Problem description | Using the material below, copy every line where "Bachmann" appears.

[Chart and figure data]

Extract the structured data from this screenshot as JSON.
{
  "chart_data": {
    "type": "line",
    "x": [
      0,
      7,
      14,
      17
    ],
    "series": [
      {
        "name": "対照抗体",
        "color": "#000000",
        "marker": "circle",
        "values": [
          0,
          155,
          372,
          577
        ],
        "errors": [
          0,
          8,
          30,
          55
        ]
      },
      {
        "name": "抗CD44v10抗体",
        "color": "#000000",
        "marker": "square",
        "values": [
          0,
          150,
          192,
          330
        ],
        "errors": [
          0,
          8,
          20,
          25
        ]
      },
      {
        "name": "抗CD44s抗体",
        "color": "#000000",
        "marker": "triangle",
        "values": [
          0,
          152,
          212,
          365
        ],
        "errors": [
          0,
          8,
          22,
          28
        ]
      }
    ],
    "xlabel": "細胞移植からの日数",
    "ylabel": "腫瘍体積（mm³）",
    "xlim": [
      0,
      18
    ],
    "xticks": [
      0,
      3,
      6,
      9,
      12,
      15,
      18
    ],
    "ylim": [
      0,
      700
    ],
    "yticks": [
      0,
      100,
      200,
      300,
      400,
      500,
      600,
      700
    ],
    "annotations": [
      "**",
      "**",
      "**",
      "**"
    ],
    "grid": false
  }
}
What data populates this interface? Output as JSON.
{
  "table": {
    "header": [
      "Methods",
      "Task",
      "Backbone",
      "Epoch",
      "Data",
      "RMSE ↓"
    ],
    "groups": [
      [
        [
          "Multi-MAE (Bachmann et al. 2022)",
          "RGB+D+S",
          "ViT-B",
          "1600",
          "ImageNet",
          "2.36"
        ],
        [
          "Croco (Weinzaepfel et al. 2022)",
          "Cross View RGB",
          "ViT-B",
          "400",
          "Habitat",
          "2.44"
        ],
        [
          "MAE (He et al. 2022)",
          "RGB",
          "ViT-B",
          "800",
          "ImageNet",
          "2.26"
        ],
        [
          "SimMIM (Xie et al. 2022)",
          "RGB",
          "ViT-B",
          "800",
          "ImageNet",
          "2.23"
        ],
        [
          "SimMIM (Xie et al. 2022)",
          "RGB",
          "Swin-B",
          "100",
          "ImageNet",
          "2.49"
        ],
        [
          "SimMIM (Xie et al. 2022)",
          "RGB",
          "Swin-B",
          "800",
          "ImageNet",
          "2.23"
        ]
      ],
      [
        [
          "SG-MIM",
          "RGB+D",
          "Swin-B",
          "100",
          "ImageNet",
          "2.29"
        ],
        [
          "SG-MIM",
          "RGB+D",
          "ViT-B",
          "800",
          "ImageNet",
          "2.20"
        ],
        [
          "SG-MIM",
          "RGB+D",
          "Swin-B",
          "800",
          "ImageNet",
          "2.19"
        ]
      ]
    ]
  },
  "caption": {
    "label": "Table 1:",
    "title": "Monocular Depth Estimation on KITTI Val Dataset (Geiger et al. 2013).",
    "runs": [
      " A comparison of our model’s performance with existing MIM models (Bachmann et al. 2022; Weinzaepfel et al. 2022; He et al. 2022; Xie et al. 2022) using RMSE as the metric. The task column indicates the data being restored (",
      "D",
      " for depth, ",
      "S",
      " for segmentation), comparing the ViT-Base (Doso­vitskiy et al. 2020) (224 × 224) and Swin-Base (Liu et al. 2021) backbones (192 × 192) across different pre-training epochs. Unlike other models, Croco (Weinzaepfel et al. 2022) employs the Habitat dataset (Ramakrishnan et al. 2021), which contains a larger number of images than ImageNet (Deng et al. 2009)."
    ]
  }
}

Answer for this exercise |
          "Multi-MAE (Bachmann et al. 2022)",
      " A comparison of our model’s performance with existing MIM models (Bachmann et al. 2022; Weinzaepfel et al. 2022; He et al. 2022; Xie et al. 2022) using RMSE as the metric. The task column indicates the data being restored (",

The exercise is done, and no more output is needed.